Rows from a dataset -
◇ ◇ ◇ ◇

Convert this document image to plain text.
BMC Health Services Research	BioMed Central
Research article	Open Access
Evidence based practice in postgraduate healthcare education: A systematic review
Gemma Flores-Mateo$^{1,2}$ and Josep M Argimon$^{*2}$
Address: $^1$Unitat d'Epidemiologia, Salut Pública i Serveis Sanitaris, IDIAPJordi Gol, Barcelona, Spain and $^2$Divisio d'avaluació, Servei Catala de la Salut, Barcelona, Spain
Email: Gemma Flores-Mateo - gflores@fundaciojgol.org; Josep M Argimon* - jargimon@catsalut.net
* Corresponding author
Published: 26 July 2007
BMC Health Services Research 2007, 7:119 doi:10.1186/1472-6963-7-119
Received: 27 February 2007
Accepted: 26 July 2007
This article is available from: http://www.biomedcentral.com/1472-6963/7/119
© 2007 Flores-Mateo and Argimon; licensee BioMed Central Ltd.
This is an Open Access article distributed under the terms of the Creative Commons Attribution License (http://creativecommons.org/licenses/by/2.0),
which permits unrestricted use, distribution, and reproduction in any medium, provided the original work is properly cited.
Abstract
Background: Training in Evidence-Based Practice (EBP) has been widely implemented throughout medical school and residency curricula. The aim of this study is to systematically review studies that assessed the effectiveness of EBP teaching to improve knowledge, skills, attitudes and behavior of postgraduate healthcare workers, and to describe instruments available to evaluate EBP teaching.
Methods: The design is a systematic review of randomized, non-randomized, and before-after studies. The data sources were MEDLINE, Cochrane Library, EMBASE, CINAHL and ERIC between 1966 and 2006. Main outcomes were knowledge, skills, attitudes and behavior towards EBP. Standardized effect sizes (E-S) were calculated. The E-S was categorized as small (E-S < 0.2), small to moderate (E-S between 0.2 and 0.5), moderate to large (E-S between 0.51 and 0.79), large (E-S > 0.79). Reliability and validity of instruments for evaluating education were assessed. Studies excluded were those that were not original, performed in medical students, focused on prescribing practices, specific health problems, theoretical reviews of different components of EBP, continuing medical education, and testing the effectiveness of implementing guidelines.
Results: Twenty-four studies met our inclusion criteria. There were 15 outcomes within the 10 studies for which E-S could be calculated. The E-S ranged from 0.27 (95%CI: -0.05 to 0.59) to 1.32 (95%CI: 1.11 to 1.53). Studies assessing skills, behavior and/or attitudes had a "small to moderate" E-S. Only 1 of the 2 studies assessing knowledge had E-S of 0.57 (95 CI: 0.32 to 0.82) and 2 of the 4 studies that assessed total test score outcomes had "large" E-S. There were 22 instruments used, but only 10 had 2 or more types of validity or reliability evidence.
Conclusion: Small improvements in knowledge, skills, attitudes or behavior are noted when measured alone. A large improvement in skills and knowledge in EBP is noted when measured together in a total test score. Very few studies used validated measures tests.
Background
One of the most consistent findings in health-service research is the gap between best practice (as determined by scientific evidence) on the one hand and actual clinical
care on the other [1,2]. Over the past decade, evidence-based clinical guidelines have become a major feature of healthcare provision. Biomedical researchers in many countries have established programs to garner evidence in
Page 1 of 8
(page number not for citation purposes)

◇ ◇ ◇ ◇

Required work - Output all of the data again. Match it exactly.

Result below -
Convert this document image to plain text.
BMC Health Services Research	BioMed Central
Research article	Open Access
Evidence based practice in postgraduate healthcare education: A systematic review
Gemma Flores-Mateo$^{1,2}$ and Josep M Argimon$^{*2}$
Address: $^1$Unitat d'Epidemiologia, Salut Pública i Serveis Sanitaris, IDIAPJordi Gol, Barcelona, Spain and $^2$Divisio d'avaluació, Servei Catala de la Salut, Barcelona, Spain
Email: Gemma Flores-Mateo - gflores@fundaciojgol.org; Josep M Argimon* - jargimon@catsalut.net
* Corresponding author
Published: 26 July 2007
BMC Health Services Research 2007, 7:119 doi:10.1186/1472-6963-7-119
Received: 27 February 2007
Accepted: 26 July 2007
This article is available from: http://www.biomedcentral.com/1472-6963/7/119
© 2007 Flores-Mateo and Argimon; licensee BioMed Central Ltd.
This is an Open Access article distributed under the terms of the Creative Commons Attribution License (http://creativecommons.org/licenses/by/2.0),
which permits unrestricted use, distribution, and reproduction in any medium, provided the original work is properly cited.
Abstract
Background: Training in Evidence-Based Practice (EBP) has been widely implemented throughout medical school and residency curricula. The aim of this study is to systematically review studies that assessed the effectiveness of EBP teaching to improve knowledge, skills, attitudes and behavior of postgraduate healthcare workers, and to describe instruments available to evaluate EBP teaching.
Methods: The design is a systematic review of randomized, non-randomized, and before-after studies. The data sources were MEDLINE, Cochrane Library, EMBASE, CINAHL and ERIC between 1966 and 2006. Main outcomes were knowledge, skills, attitudes and behavior towards EBP. Standardized effect sizes (E-S) were calculated. The E-S was categorized as small (E-S < 0.2), small to moderate (E-S between 0.2 and 0.5), moderate to large (E-S between 0.51 and 0.79), large (E-S > 0.79). Reliability and validity of instruments for evaluating education were assessed. Studies excluded were those that were not original, performed in medical students, focused on prescribing practices, specific health problems, theoretical reviews of different components of EBP, continuing medical education, and testing the effectiveness of implementing guidelines.
Results: Twenty-four studies met our inclusion criteria. There were 15 outcomes within the 10 studies for which E-S could be calculated. The E-S ranged from 0.27 (95%CI: -0.05 to 0.59) to 1.32 (95%CI: 1.11 to 1.53). Studies assessing skills, behavior and/or attitudes had a "small to moderate" E-S. Only 1 of the 2 studies assessing knowledge had E-S of 0.57 (95 CI: 0.32 to 0.82) and 2 of the 4 studies that assessed total test score outcomes had "large" E-S. There were 22 instruments used, but only 10 had 2 or more types of validity or reliability evidence.
Conclusion: Small improvements in knowledge, skills, attitudes or behavior are noted when measured alone. A large improvement in skills and knowledge in EBP is noted when measured together in a total test score. Very few studies used validated measures tests.
Background
One of the most consistent findings in health-service research is the gap between best practice (as determined by scientific evidence) on the one hand and actual clinical
care on the other [1,2]. Over the past decade, evidence-based clinical guidelines have become a major feature of healthcare provision. Biomedical researchers in many countries have established programs to garner evidence in
Page 1 of 8
(page number not for citation purposes)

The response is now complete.